**Exercise brief**
Restate all of the data exactly.

Dataset items
━━━━━━━━━━━━━━━━━━━━━━━━━━━━━━

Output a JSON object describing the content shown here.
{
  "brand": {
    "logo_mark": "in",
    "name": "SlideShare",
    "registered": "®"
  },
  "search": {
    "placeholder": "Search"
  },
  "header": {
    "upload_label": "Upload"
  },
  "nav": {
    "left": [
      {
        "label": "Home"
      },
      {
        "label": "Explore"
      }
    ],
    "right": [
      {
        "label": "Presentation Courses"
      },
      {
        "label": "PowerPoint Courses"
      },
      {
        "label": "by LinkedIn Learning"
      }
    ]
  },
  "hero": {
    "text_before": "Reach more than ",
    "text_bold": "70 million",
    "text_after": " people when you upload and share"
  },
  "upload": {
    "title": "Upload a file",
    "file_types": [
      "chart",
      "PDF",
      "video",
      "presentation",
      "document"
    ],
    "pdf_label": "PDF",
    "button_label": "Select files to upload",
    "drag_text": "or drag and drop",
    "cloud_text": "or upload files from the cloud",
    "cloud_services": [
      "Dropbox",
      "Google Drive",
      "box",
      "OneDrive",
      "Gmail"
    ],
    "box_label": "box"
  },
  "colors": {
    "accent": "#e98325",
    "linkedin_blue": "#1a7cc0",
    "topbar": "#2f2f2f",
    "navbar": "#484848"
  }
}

━━━━━━━━━━━━━━━━━━━━━━━━━━━━━━

**Result for this task**
Output a JSON object describing the content shown here.
{
  "brand": {
    "logo_mark": "in",
    "name": "SlideShare",
    "registered": "®"
  },
  "search": {
    "placeholder": "Search"
  },
  "header": {
    "upload_label": "Upload"
  },
  "nav": {
    "left": [
      {
        "label": "Home"
      },
      {
        "label": "Explore"
      }
    ],
    "right": [
      {
        "label": "Presentation Courses"
      },
      {
        "label": "PowerPoint Courses"
      },
      {
        "label": "by LinkedIn Learning"
      }
    ]
  },
  "hero": {
    "text_before": "Reach more than ",
    "text_bold": "70 million",
    "text_after": " people when you upload and share"
  },
  "upload": {
    "title": "Upload a file",
    "file_types": [
      "chart",
      "PDF",
      "video",
      "presentation",
      "document"
    ],
    "pdf_label": "PDF",
    "button_label": "Select files to upload",
    "drag_text": "or drag and drop",
    "cloud_text": "or upload files from the cloud",
    "cloud_services": [
      "Dropbox",
      "Google Drive",
      "box",
      "OneDrive",
      "Gmail"
    ],
    "box_label": "box"
  },
  "colors": {
    "accent": "#e98325",
    "linkedin_blue": "#1a7cc0",
    "topbar": "#2f2f2f",
    "navbar": "#484848"
  }
}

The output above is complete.